» **What to produce**
Copy out all lines that hold "Output".

Structured figure records
###

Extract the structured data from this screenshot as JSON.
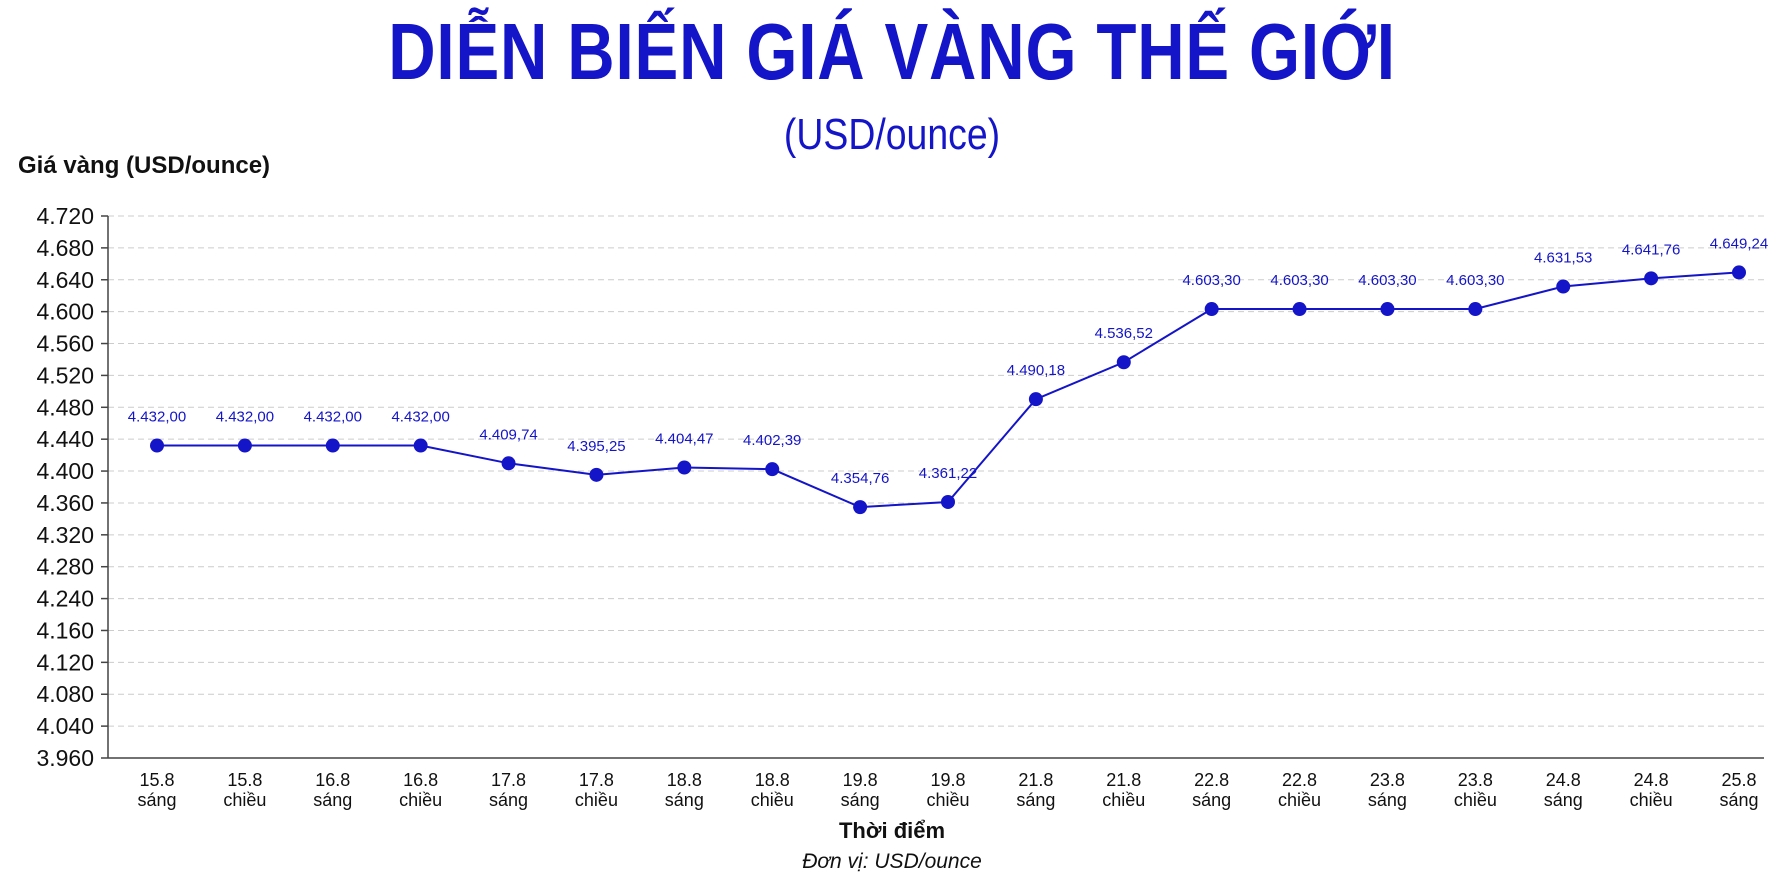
{
  "title": "DIỄN BIẾN GIÁ VÀNG THẾ GIỚI",
  "subtitle": "(USD/ounce)",
  "note": "Đơn vị: USD/ounce",
  "colors": {
    "accent": "#1414c8",
    "grid": "#cccccc"
  },
  "chart_data": {
    "type": "line",
    "title": "DIỄN BIẾN GIÁ VÀNG THẾ GIỚI",
    "subtitle": "(USD/ounce)",
    "ylabel": "Giá vàng (USD/ounce)",
    "xlabel": "Thời điểm",
    "ylim": [
      3960,
      4720
    ],
    "yticks": [
      "3.960",
      "4.040",
      "4.080",
      "4.120",
      "4.160",
      "4.240",
      "4.280",
      "4.320",
      "4.360",
      "4.400",
      "4.440",
      "4.480",
      "4.520",
      "4.560",
      "4.600",
      "4.640",
      "4.680",
      "4.720"
    ],
    "grid": true,
    "categories": [
      [
        "15.8",
        "sáng"
      ],
      [
        "15.8",
        "chiều"
      ],
      [
        "16.8",
        "sáng"
      ],
      [
        "16.8",
        "chiều"
      ],
      [
        "17.8",
        "sáng"
      ],
      [
        "17.8",
        "chiều"
      ],
      [
        "18.8",
        "sáng"
      ],
      [
        "18.8",
        "chiều"
      ],
      [
        "19.8",
        "sáng"
      ],
      [
        "19.8",
        "chiều"
      ],
      [
        "21.8",
        "sáng"
      ],
      [
        "21.8",
        "chiều"
      ],
      [
        "22.8",
        "sáng"
      ],
      [
        "22.8",
        "chiều"
      ],
      [
        "23.8",
        "sáng"
      ],
      [
        "23.8",
        "chiều"
      ],
      [
        "24.8",
        "sáng"
      ],
      [
        "24.8",
        "chiều"
      ],
      [
        "25.8",
        "sáng"
      ]
    ],
    "values": [
      4432.0,
      4432.0,
      4432.0,
      4432.0,
      4409.74,
      4395.25,
      4404.47,
      4402.39,
      4354.76,
      4361.22,
      4490.18,
      4536.52,
      4603.3,
      4603.3,
      4603.3,
      4603.3,
      4631.53,
      4641.76,
      4649.24
    ],
    "labels": [
      "4.432,00",
      "4.432,00",
      "4.432,00",
      "4.432,00",
      "4.409,74",
      "4.395,25",
      "4.404,47",
      "4.402,39",
      "4.354,76",
      "4.361,22",
      "4.490,18",
      "4.536,52",
      "4.603,30",
      "4.603,30",
      "4.603,30",
      "4.603,30",
      "4.631,53",
      "4.641,76",
      "4.649,24"
    ]
  }
}
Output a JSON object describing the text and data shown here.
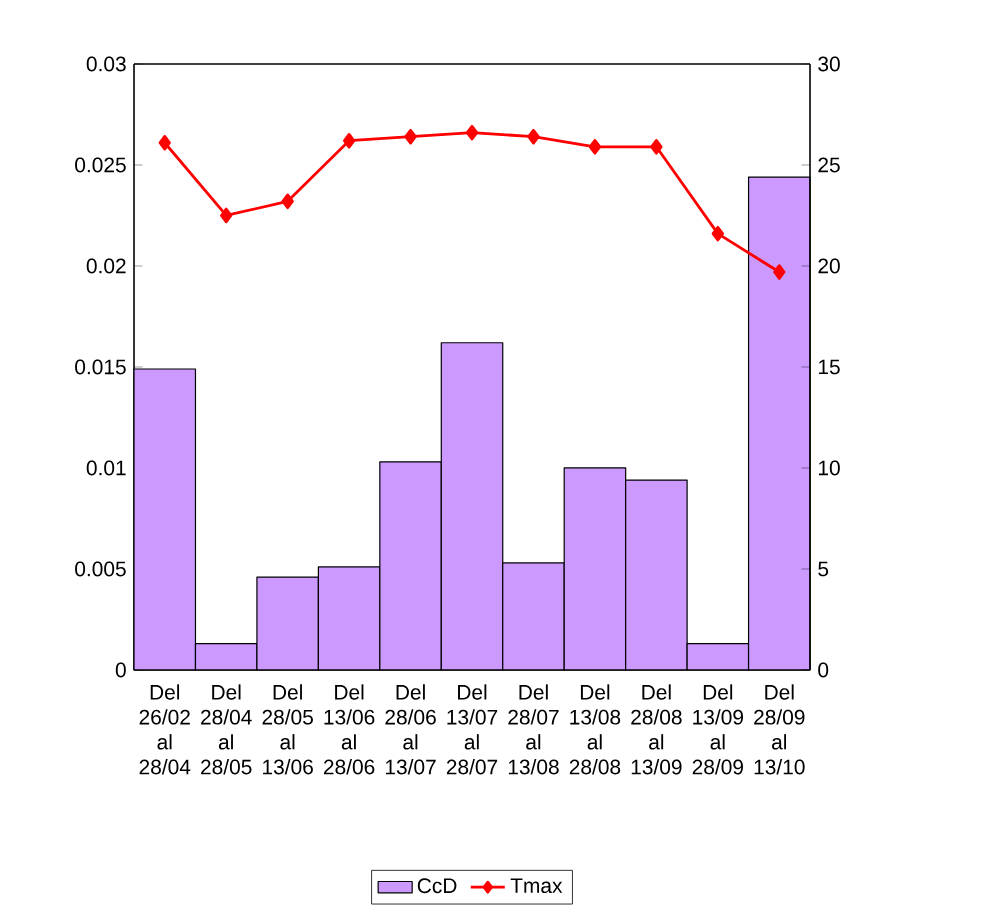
{
  "chart_data": {
    "type": "bar",
    "categories": [
      "Del 26/02 al 28/04",
      "Del 28/04 al 28/05",
      "Del 28/05 al 13/06",
      "Del 13/06 al 28/06",
      "Del 28/06 al 13/07",
      "Del 13/07 al 28/07",
      "Del 28/07 al 13/08",
      "Del 13/08 al 28/08",
      "Del 28/08 al 13/09",
      "Del 13/09 al 28/09",
      "Del 28/09 al 13/10"
    ],
    "series": [
      {
        "name": "CcD",
        "color": "#cc99ff",
        "values": [
          0.0149,
          0.0013,
          0.0046,
          0.0051,
          0.0103,
          0.0162,
          0.0053,
          0.01,
          0.0094,
          0.0013,
          0.0244
        ]
      },
      {
        "name": "Tmax",
        "type": "line",
        "axis": "y2",
        "color": "#ff0000",
        "marker": "diamond",
        "values": [
          26.1,
          22.5,
          23.2,
          26.2,
          26.4,
          26.6,
          26.4,
          25.9,
          25.9,
          21.6,
          19.7
        ]
      }
    ],
    "ylim": [
      0,
      0.03
    ],
    "yticks": [
      0,
      0.005,
      0.01,
      0.015,
      0.02,
      0.025,
      0.03
    ],
    "y2lim": [
      0,
      30
    ],
    "y2ticks": [
      0,
      5,
      10,
      15,
      20,
      25,
      30
    ],
    "legend": "bottom"
  }
}
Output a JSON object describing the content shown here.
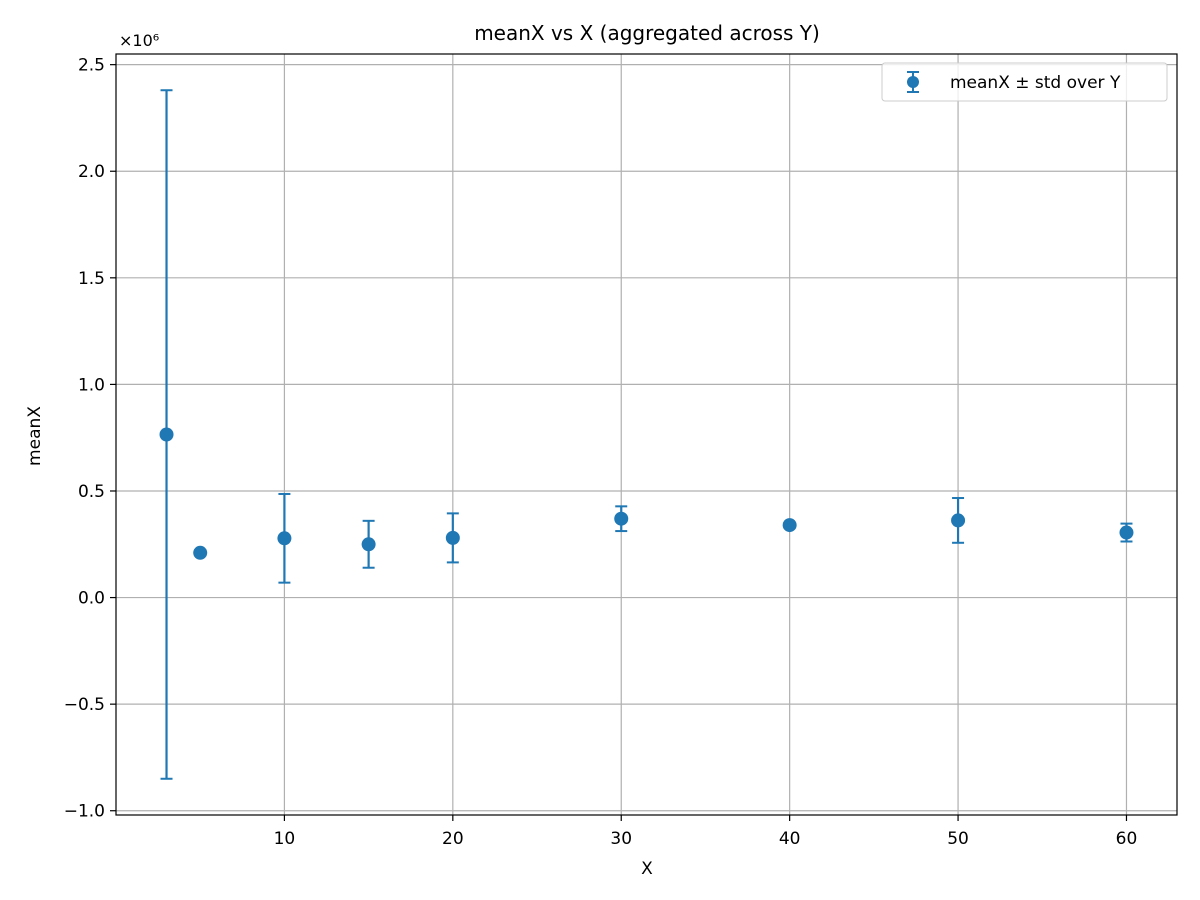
{
  "chart_data": {
    "type": "scatter",
    "title": "meanX vs X (aggregated across Y)",
    "xlabel": "X",
    "ylabel": "meanX",
    "scale_note": "×10⁶",
    "xlim": [
      0,
      63
    ],
    "ylim": [
      -1.02,
      2.55
    ],
    "xticks": [
      10,
      20,
      30,
      40,
      50,
      60
    ],
    "xtick_labels": [
      "10",
      "20",
      "30",
      "40",
      "50",
      "60"
    ],
    "yticks": [
      -1.0,
      -0.5,
      0.0,
      0.5,
      1.0,
      1.5,
      2.0,
      2.5
    ],
    "ytick_labels": [
      "−1.0",
      "−0.5",
      "0.0",
      "0.5",
      "1.0",
      "1.5",
      "2.0",
      "2.5"
    ],
    "grid": true,
    "legend_position": "top-right",
    "color": "#1f77b4",
    "series": [
      {
        "name": "meanX ± std over Y",
        "x": [
          3,
          5,
          10,
          15,
          20,
          30,
          40,
          50,
          60
        ],
        "y": [
          0.765,
          0.21,
          0.278,
          0.25,
          0.28,
          0.37,
          0.34,
          0.362,
          0.305
        ],
        "err": [
          1.615,
          0.012,
          0.208,
          0.11,
          0.115,
          0.058,
          0.0,
          0.105,
          0.042
        ]
      }
    ]
  }
}
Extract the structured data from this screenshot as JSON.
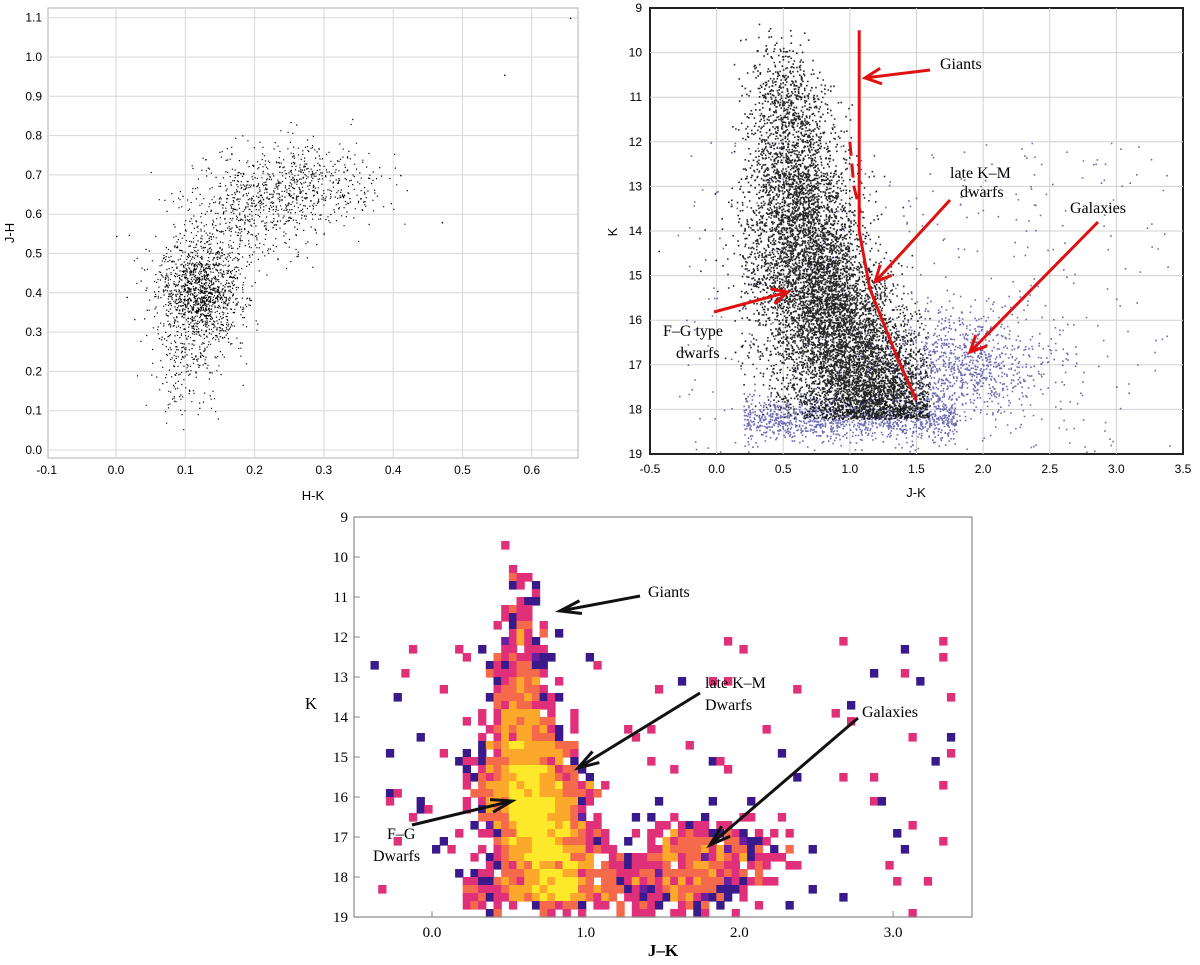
{
  "chart_data": [
    {
      "type": "scatter",
      "xlabel": "H-K",
      "ylabel": "J-H",
      "xlim": [
        -0.1,
        0.68
      ],
      "ylim": [
        -0.02,
        1.12
      ],
      "xticks": [
        "-0.1",
        "0.0",
        "0.1",
        "0.2",
        "0.3",
        "0.4",
        "0.5",
        "0.6"
      ],
      "yticks": [
        "0.0",
        "0.1",
        "0.2",
        "0.3",
        "0.4",
        "0.5",
        "0.6",
        "0.7",
        "0.8",
        "0.9",
        "1.0",
        "1.1"
      ],
      "grid": true,
      "point_color": "#000000",
      "density_model": [
        {
          "x": 0.12,
          "y": 0.4,
          "sx": 0.03,
          "sy": 0.07,
          "weight": 0.55
        },
        {
          "x": 0.2,
          "y": 0.62,
          "sx": 0.045,
          "sy": 0.07,
          "weight": 0.25
        },
        {
          "x": 0.28,
          "y": 0.68,
          "sx": 0.05,
          "sy": 0.05,
          "weight": 0.15
        },
        {
          "x": 0.1,
          "y": 0.2,
          "sx": 0.025,
          "sy": 0.06,
          "weight": 0.05
        }
      ],
      "point_count": 2600
    },
    {
      "type": "scatter",
      "xlabel": "J-K",
      "ylabel": "K",
      "xlim": [
        -0.5,
        3.5
      ],
      "ylim": [
        19,
        9
      ],
      "xticks": [
        "-0.5",
        "0.0",
        "0.5",
        "1.0",
        "1.5",
        "2.0",
        "2.5",
        "3.0",
        "3.5"
      ],
      "yticks": [
        "9",
        "10",
        "11",
        "12",
        "13",
        "14",
        "15",
        "16",
        "17",
        "18",
        "19"
      ],
      "grid": true,
      "series": [
        {
          "name": "",
          "color": "#000000"
        },
        {
          "name": "",
          "color": "#3a3a9a"
        }
      ],
      "annotations": [
        {
          "text": "Giants",
          "x": 1.65,
          "y": 10.2
        },
        {
          "text": [
            "late K–M",
            "dwarfs"
          ],
          "x": 1.75,
          "y": 12.6
        },
        {
          "text": "Galaxies",
          "x": 2.3,
          "y": 13.5
        },
        {
          "text": [
            "F–G type",
            "dwarfs"
          ],
          "x": -0.35,
          "y": 16.0
        }
      ],
      "divider_color": "#e01010"
    },
    {
      "type": "heatmap",
      "xlabel": "J–K",
      "ylabel": "K",
      "xlim": [
        -0.5,
        3.5
      ],
      "ylim": [
        19,
        9
      ],
      "xticks": [
        "0.0",
        "1.0",
        "2.0",
        "3.0"
      ],
      "yticks": [
        "9",
        "10",
        "11",
        "12",
        "13",
        "14",
        "15",
        "16",
        "17",
        "18",
        "19"
      ],
      "grid": false,
      "colormap": [
        "#3a1a8a",
        "#6a1fa0",
        "#b0238f",
        "#e0307a",
        "#f56a4a",
        "#fca82a",
        "#fde82a"
      ],
      "bin_size": [
        0.05,
        0.2
      ],
      "annotations": [
        {
          "text": "Giants",
          "x": 1.4,
          "y": 11.4
        },
        {
          "text": [
            "late K–M",
            "Dwarfs"
          ],
          "x": 1.75,
          "y": 13.6
        },
        {
          "text": "Galaxies",
          "x": 2.75,
          "y": 14.1
        },
        {
          "text": [
            "F–G",
            "Dwarfs"
          ],
          "x": -0.38,
          "y": 17.0
        }
      ]
    }
  ]
}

###

» **Exercise response**
Output a JSON object describing the text and data shown here.
Output a JSON object describing the content shown here.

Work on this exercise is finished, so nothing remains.